### Exercise instructions
Gather every line holding the string "счета".

### Exercise data

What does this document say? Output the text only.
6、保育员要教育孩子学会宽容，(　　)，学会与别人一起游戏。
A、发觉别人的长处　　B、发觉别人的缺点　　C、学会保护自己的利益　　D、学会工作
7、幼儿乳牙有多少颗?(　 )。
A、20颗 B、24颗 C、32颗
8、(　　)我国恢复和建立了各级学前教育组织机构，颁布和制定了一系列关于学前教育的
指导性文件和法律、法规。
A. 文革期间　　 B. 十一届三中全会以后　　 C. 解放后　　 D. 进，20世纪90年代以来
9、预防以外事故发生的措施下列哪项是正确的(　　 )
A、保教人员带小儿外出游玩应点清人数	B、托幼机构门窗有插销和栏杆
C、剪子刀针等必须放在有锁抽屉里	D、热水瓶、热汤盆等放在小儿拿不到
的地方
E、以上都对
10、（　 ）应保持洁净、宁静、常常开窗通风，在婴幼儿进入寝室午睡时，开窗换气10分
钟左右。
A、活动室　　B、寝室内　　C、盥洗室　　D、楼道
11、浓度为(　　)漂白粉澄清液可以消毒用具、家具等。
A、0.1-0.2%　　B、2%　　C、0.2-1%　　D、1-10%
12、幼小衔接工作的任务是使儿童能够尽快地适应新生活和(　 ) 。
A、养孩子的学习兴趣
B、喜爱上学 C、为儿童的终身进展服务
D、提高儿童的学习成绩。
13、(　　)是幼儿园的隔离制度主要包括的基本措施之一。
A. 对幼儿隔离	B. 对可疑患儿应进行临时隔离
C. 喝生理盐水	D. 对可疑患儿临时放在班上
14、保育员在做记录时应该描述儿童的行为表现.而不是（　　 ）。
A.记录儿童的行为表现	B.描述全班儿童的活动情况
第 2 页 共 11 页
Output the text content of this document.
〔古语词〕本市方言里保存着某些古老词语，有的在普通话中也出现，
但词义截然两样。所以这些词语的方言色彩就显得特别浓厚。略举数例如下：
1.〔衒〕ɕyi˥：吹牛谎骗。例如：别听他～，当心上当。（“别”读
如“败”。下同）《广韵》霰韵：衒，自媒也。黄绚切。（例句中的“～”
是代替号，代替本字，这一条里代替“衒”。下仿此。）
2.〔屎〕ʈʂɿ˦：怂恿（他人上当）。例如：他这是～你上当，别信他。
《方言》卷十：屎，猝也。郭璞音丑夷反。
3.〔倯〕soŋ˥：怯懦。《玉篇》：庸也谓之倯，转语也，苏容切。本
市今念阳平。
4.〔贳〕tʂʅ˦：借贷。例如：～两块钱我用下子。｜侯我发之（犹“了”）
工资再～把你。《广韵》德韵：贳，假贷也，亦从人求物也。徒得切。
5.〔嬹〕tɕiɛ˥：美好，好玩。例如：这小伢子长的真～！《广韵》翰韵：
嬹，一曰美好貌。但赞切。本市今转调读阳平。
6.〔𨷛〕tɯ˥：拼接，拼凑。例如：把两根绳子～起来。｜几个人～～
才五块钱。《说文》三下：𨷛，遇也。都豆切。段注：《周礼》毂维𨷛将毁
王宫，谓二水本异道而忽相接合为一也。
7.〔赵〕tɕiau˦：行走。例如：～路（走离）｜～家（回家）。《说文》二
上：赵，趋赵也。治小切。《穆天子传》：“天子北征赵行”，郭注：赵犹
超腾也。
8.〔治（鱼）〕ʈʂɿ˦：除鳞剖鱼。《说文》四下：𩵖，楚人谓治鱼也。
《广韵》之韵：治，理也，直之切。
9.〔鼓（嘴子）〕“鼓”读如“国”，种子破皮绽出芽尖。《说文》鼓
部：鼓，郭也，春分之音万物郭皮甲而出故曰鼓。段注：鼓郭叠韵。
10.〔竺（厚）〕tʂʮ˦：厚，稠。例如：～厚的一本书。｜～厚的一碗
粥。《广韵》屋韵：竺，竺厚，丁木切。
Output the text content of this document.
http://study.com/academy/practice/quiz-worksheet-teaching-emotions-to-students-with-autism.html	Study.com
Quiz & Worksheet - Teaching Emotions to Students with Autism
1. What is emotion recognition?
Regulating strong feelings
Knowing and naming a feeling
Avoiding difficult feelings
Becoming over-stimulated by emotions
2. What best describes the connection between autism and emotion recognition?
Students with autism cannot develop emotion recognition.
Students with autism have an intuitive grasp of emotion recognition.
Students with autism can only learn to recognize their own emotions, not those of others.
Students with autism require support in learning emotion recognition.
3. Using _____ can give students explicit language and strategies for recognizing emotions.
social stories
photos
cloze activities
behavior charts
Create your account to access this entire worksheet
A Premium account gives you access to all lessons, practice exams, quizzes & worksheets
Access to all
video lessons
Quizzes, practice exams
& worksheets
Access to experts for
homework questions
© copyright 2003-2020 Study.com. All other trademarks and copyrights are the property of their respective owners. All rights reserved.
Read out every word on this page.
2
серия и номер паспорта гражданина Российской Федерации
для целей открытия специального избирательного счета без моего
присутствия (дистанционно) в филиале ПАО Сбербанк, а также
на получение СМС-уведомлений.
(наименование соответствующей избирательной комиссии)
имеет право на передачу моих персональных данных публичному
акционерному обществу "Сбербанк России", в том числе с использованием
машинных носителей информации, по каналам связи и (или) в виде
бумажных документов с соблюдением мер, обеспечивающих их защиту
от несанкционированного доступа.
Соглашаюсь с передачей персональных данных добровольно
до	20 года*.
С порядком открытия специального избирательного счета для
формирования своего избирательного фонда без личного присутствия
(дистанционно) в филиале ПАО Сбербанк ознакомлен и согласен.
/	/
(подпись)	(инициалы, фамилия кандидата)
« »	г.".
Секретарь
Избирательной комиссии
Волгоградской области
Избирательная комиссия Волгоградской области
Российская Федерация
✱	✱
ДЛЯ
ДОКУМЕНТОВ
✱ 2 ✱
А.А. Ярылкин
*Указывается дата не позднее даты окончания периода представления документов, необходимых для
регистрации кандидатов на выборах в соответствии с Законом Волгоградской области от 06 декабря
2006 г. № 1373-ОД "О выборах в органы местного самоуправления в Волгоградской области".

######

### Task answer
для целей открытия специального избирательного счета без моего
С порядком открытия специального избирательного счета для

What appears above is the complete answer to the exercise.